__WHAT THIS TASK INVOLVES__
Copy out every record below, word for word.

______________________________

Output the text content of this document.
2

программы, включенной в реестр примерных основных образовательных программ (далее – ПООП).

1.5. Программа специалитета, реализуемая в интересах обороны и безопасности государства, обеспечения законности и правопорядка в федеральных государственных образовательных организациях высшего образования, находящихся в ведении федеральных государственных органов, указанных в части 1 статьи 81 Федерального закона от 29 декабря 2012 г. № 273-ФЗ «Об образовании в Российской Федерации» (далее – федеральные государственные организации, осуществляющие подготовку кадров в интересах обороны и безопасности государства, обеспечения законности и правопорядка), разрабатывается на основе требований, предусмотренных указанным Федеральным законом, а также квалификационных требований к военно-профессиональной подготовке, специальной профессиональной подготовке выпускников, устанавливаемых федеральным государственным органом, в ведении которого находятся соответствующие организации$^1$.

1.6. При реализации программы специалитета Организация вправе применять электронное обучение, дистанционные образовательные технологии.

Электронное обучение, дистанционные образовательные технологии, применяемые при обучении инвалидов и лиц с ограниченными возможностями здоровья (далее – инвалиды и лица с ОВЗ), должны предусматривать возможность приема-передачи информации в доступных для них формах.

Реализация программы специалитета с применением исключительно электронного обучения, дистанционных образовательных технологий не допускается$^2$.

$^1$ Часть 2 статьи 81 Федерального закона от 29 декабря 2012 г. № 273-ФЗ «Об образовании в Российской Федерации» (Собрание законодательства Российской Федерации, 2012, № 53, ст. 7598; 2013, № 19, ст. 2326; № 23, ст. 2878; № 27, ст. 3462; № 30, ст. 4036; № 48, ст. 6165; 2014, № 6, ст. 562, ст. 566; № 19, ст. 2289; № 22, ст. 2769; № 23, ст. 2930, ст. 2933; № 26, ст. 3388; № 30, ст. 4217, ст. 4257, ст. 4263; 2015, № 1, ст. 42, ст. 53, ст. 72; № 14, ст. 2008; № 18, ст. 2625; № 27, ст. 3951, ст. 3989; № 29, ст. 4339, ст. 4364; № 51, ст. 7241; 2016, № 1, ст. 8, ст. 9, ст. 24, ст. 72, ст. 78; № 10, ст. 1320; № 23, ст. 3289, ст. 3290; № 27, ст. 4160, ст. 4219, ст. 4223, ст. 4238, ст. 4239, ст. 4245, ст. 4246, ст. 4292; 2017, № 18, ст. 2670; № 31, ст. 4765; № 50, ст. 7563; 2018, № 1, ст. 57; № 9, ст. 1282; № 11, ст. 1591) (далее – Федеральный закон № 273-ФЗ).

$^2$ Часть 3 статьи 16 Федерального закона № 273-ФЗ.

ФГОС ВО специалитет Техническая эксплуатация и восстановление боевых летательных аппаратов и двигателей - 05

______________________________

__COMPLETED TASK__
Output the text content of this document.
2

программы, включенной в реестр примерных основных образовательных программ (далее – ПООП).

1.5. Программа специалитета, реализуемая в интересах обороны и безопасности государства, обеспечения законности и правопорядка в федеральных государственных образовательных организациях высшего образования, находящихся в ведении федеральных государственных органов, указанных в части 1 статьи 81 Федерального закона от 29 декабря 2012 г. № 273-ФЗ «Об образовании в Российской Федерации» (далее – федеральные государственные организации, осуществляющие подготовку кадров в интересах обороны и безопасности государства, обеспечения законности и правопорядка), разрабатывается на основе требований, предусмотренных указанным Федеральным законом, а также квалификационных требований к военно-профессиональной подготовке, специальной профессиональной подготовке выпускников, устанавливаемых федеральным государственным органом, в ведении которого находятся соответствующие организации$^1$.

1.6. При реализации программы специалитета Организация вправе применять электронное обучение, дистанционные образовательные технологии.

Электронное обучение, дистанционные образовательные технологии, применяемые при обучении инвалидов и лиц с ограниченными возможностями здоровья (далее – инвалиды и лица с ОВЗ), должны предусматривать возможность приема-передачи информации в доступных для них формах.

Реализация программы специалитета с применением исключительно электронного обучения, дистанционных образовательных технологий не допускается$^2$.

$^1$ Часть 2 статьи 81 Федерального закона от 29 декабря 2012 г. № 273-ФЗ «Об образовании в Российской Федерации» (Собрание законодательства Российской Федерации, 2012, № 53, ст. 7598; 2013, № 19, ст. 2326; № 23, ст. 2878; № 27, ст. 3462; № 30, ст. 4036; № 48, ст. 6165; 2014, № 6, ст. 562, ст. 566; № 19, ст. 2289; № 22, ст. 2769; № 23, ст. 2930, ст. 2933; № 26, ст. 3388; № 30, ст. 4217, ст. 4257, ст. 4263; 2015, № 1, ст. 42, ст. 53, ст. 72; № 14, ст. 2008; № 18, ст. 2625; № 27, ст. 3951, ст. 3989; № 29, ст. 4339, ст. 4364; № 51, ст. 7241; 2016, № 1, ст. 8, ст. 9, ст. 24, ст. 72, ст. 78; № 10, ст. 1320; № 23, ст. 3289, ст. 3290; № 27, ст. 4160, ст. 4219, ст. 4223, ст. 4238, ст. 4239, ст. 4245, ст. 4246, ст. 4292; 2017, № 18, ст. 2670; № 31, ст. 4765; № 50, ст. 7563; 2018, № 1, ст. 57; № 9, ст. 1282; № 11, ст. 1591) (далее – Федеральный закон № 273-ФЗ).

$^2$ Часть 3 статьи 16 Федерального закона № 273-ФЗ.

ФГОС ВО специалитет Техническая эксплуатация и восстановление боевых летательных аппаратов и двигателей - 05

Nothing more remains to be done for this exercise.